■ WRITTEN PROBLEM
Print all the data, keeping every line exactly as it is.

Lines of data
━━━
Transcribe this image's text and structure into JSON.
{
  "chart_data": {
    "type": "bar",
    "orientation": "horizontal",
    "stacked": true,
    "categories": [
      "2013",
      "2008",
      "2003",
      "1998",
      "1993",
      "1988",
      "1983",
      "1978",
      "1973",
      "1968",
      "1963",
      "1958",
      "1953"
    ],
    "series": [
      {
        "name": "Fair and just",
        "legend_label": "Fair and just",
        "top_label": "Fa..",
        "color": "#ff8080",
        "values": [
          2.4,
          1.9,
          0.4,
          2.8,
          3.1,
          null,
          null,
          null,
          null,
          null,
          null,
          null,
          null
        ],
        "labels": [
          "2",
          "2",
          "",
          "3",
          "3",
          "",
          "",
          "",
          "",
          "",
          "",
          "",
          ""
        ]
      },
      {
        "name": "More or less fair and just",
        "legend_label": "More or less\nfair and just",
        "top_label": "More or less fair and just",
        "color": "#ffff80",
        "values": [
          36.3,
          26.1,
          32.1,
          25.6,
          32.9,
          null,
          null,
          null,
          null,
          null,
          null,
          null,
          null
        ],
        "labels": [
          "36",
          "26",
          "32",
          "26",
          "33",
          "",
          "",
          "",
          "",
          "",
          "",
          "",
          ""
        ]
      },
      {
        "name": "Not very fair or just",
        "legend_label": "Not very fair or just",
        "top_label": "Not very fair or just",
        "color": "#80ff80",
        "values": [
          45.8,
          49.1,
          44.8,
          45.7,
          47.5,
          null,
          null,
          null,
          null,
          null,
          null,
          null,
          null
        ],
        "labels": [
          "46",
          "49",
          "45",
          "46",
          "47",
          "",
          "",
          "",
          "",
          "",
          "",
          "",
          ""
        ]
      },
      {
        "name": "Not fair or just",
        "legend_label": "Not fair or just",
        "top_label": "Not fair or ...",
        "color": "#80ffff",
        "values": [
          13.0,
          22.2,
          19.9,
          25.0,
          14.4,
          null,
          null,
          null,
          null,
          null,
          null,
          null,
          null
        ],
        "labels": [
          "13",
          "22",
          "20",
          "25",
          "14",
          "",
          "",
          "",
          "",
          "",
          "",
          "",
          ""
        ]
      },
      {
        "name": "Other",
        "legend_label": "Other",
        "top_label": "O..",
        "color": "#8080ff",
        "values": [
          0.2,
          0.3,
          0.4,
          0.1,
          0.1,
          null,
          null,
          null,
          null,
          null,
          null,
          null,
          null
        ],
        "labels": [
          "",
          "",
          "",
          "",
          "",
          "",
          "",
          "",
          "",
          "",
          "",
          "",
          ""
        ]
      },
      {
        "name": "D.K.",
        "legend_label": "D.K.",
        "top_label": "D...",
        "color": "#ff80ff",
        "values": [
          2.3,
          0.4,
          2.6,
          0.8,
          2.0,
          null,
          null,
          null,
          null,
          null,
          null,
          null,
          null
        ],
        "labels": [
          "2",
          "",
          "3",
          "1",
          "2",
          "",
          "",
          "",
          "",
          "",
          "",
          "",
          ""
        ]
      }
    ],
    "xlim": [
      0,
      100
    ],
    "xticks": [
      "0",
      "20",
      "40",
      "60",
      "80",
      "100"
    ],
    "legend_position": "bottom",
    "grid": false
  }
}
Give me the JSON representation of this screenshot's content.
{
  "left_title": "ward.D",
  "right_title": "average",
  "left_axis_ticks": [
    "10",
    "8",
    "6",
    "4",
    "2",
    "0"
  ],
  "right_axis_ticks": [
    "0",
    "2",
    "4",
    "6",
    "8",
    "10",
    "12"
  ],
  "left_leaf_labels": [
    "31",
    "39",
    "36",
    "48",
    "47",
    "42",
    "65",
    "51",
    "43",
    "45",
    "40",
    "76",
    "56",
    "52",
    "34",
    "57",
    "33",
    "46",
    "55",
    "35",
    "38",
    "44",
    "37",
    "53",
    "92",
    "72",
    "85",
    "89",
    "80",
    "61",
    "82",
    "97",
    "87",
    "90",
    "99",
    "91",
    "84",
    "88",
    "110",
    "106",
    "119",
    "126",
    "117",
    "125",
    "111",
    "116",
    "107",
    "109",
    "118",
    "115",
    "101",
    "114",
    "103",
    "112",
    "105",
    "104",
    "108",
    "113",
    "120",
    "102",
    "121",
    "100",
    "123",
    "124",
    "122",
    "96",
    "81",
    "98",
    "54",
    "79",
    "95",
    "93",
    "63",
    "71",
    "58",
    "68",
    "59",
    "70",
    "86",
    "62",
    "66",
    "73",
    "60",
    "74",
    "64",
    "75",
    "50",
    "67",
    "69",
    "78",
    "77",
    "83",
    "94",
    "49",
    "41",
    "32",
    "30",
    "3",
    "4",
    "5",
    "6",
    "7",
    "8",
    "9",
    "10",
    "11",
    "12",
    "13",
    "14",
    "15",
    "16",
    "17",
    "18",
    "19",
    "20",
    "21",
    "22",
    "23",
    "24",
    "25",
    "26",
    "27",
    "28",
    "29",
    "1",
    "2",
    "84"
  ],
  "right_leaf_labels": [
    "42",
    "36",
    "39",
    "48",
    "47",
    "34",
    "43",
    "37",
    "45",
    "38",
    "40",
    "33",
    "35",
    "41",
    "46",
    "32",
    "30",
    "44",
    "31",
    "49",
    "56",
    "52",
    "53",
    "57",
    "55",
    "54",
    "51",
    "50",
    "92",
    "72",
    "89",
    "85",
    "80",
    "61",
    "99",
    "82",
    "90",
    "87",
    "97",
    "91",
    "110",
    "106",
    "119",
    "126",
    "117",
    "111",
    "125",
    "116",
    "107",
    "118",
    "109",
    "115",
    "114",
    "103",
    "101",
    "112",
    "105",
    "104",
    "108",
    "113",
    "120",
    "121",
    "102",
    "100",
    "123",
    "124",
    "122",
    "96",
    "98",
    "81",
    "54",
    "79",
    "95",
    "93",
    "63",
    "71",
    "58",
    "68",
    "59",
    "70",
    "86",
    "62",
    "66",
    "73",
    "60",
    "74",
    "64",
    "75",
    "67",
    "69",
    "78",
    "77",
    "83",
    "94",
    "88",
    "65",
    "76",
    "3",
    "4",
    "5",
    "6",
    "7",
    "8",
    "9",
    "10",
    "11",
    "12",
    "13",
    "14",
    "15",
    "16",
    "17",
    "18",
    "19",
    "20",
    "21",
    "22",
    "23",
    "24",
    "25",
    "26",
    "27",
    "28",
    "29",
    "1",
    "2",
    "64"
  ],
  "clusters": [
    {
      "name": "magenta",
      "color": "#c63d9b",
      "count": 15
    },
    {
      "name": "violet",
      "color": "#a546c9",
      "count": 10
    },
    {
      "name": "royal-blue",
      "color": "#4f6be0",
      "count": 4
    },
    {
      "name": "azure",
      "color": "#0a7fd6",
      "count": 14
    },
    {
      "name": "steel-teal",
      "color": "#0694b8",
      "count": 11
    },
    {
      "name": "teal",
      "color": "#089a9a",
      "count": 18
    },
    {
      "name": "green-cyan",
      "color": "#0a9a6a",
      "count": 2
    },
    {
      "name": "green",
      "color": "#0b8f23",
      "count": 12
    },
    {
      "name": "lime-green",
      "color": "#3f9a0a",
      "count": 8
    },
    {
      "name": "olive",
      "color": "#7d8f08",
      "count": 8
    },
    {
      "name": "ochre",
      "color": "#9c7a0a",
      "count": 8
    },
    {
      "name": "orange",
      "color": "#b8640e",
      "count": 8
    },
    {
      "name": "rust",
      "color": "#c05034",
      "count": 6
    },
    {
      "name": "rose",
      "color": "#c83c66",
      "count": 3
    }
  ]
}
━━━
■ RESULT OF THE TASK
Transcribe this image's text and structure into JSON.
{
  "chart_data": {
    "type": "bar",
    "orientation": "horizontal",
    "stacked": true,
    "categories": [
      "2013",
      "2008",
      "2003",
      "1998",
      "1993",
      "1988",
      "1983",
      "1978",
      "1973",
      "1968",
      "1963",
      "1958",
      "1953"
    ],
    "series": [
      {
        "name": "Fair and just",
        "legend_label": "Fair and just",
        "top_label": "Fa..",
        "color": "#ff8080",
        "values": [
          2.4,
          1.9,
          0.4,
          2.8,
          3.1,
          null,
          null,
          null,
          null,
          null,
          null,
          null,
          null
        ],
        "labels": [
          "2",
          "2",
          "",
          "3",
          "3",
          "",
          "",
          "",
          "",
          "",
          "",
          "",
          ""
        ]
      },
      {
        "name": "More or less fair and just",
        "legend_label": "More or less\nfair and just",
        "top_label": "More or less fair and just",
        "color": "#ffff80",
        "values": [
          36.3,
          26.1,
          32.1,
          25.6,
          32.9,
          null,
          null,
          null,
          null,
          null,
          null,
          null,
          null
        ],
        "labels": [
          "36",
          "26",
          "32",
          "26",
          "33",
          "",
          "",
          "",
          "",
          "",
          "",
          "",
          ""
        ]
      },
      {
        "name": "Not very fair or just",
        "legend_label": "Not very fair or just",
        "top_label": "Not very fair or just",
        "color": "#80ff80",
        "values": [
          45.8,
          49.1,
          44.8,
          45.7,
          47.5,
          null,
          null,
          null,
          null,
          null,
          null,
          null,
          null
        ],
        "labels": [
          "46",
          "49",
          "45",
          "46",
          "47",
          "",
          "",
          "",
          "",
          "",
          "",
          "",
          ""
        ]
      },
      {
        "name": "Not fair or just",
        "legend_label": "Not fair or just",
        "top_label": "Not fair or ...",
        "color": "#80ffff",
        "values": [
          13.0,
          22.2,
          19.9,
          25.0,
          14.4,
          null,
          null,
          null,
          null,
          null,
          null,
          null,
          null
        ],
        "labels": [
          "13",
          "22",
          "20",
          "25",
          "14",
          "",
          "",
          "",
          "",
          "",
          "",
          "",
          ""
        ]
      },
      {
        "name": "Other",
        "legend_label": "Other",
        "top_label": "O..",
        "color": "#8080ff",
        "values": [
          0.2,
          0.3,
          0.4,
          0.1,
          0.1,
          null,
          null,
          null,
          null,
          null,
          null,
          null,
          null
        ],
        "labels": [
          "",
          "",
          "",
          "",
          "",
          "",
          "",
          "",
          "",
          "",
          "",
          "",
          ""
        ]
      },
      {
        "name": "D.K.",
        "legend_label": "D.K.",
        "top_label": "D...",
        "color": "#ff80ff",
        "values": [
          2.3,
          0.4,
          2.6,
          0.8,
          2.0,
          null,
          null,
          null,
          null,
          null,
          null,
          null,
          null
        ],
        "labels": [
          "2",
          "",
          "3",
          "1",
          "2",
          "",
          "",
          "",
          "",
          "",
          "",
          "",
          ""
        ]
      }
    ],
    "xlim": [
      0,
      100
    ],
    "xticks": [
      "0",
      "20",
      "40",
      "60",
      "80",
      "100"
    ],
    "legend_position": "bottom",
    "grid": false
  }
}
Give me the JSON representation of this screenshot's content.
{
  "left_title": "ward.D",
  "right_title": "average",
  "left_axis_ticks": [
    "10",
    "8",
    "6",
    "4",
    "2",
    "0"
  ],
  "right_axis_ticks": [
    "0",
    "2",
    "4",
    "6",
    "8",
    "10",
    "12"
  ],
  "left_leaf_labels": [
    "31",
    "39",
    "36",
    "48",
    "47",
    "42",
    "65",
    "51",
    "43",
    "45",
    "40",
    "76",
    "56",
    "52",
    "34",
    "57",
    "33",
    "46",
    "55",
    "35",
    "38",
    "44",
    "37",
    "53",
    "92",
    "72",
    "85",
    "89",
    "80",
    "61",
    "82",
    "97",
    "87",
    "90",
    "99",
    "91",
    "84",
    "88",
    "110",
    "106",
    "119",
    "126",
    "117",
    "125",
    "111",
    "116",
    "107",
    "109",
    "118",
    "115",
    "101",
    "114",
    "103",
    "112",
    "105",
    "104",
    "108",
    "113",
    "120",
    "102",
    "121",
    "100",
    "123",
    "124",
    "122",
    "96",
    "81",
    "98",
    "54",
    "79",
    "95",
    "93",
    "63",
    "71",
    "58",
    "68",
    "59",
    "70",
    "86",
    "62",
    "66",
    "73",
    "60",
    "74",
    "64",
    "75",
    "50",
    "67",
    "69",
    "78",
    "77",
    "83",
    "94",
    "49",
    "41",
    "32",
    "30",
    "3",
    "4",
    "5",
    "6",
    "7",
    "8",
    "9",
    "10",
    "11",
    "12",
    "13",
    "14",
    "15",
    "16",
    "17",
    "18",
    "19",
    "20",
    "21",
    "22",
    "23",
    "24",
    "25",
    "26",
    "27",
    "28",
    "29",
    "1",
    "2",
    "84"
  ],
  "right_leaf_labels": [
    "42",
    "36",
    "39",
    "48",
    "47",
    "34",
    "43",
    "37",
    "45",
    "38",
    "40",
    "33",
    "35",
    "41",
    "46",
    "32",
    "30",
    "44",
    "31",
    "49",
    "56",
    "52",
    "53",
    "57",
    "55",
    "54",
    "51",
    "50",
    "92",
    "72",
    "89",
    "85",
    "80",
    "61",
    "99",
    "82",
    "90",
    "87",
    "97",
    "91",
    "110",
    "106",
    "119",
    "126",
    "117",
    "111",
    "125",
    "116",
    "107",
    "118",
    "109",
    "115",
    "114",
    "103",
    "101",
    "112",
    "105",
    "104",
    "108",
    "113",
    "120",
    "121",
    "102",
    "100",
    "123",
    "124",
    "122",
    "96",
    "98",
    "81",
    "54",
    "79",
    "95",
    "93",
    "63",
    "71",
    "58",
    "68",
    "59",
    "70",
    "86",
    "62",
    "66",
    "73",
    "60",
    "74",
    "64",
    "75",
    "67",
    "69",
    "78",
    "77",
    "83",
    "94",
    "88",
    "65",
    "76",
    "3",
    "4",
    "5",
    "6",
    "7",
    "8",
    "9",
    "10",
    "11",
    "12",
    "13",
    "14",
    "15",
    "16",
    "17",
    "18",
    "19",
    "20",
    "21",
    "22",
    "23",
    "24",
    "25",
    "26",
    "27",
    "28",
    "29",
    "1",
    "2",
    "64"
  ],
  "clusters": [
    {
      "name": "magenta",
      "color": "#c63d9b",
      "count": 15
    },
    {
      "name": "violet",
      "color": "#a546c9",
      "count": 10
    },
    {
      "name": "royal-blue",
      "color": "#4f6be0",
      "count": 4
    },
    {
      "name": "azure",
      "color": "#0a7fd6",
      "count": 14
    },
    {
      "name": "steel-teal",
      "color": "#0694b8",
      "count": 11
    },
    {
      "name": "teal",
      "color": "#089a9a",
      "count": 18
    },
    {
      "name": "green-cyan",
      "color": "#0a9a6a",
      "count": 2
    },
    {
      "name": "green",
      "color": "#0b8f23",
      "count": 12
    },
    {
      "name": "lime-green",
      "color": "#3f9a0a",
      "count": 8
    },
    {
      "name": "olive",
      "color": "#7d8f08",
      "count": 8
    },
    {
      "name": "ochre",
      "color": "#9c7a0a",
      "count": 8
    },
    {
      "name": "orange",
      "color": "#b8640e",
      "count": 8
    },
    {
      "name": "rust",
      "color": "#c05034",
      "count": 6
    },
    {
      "name": "rose",
      "color": "#c83c66",
      "count": 3
    }
  ]
}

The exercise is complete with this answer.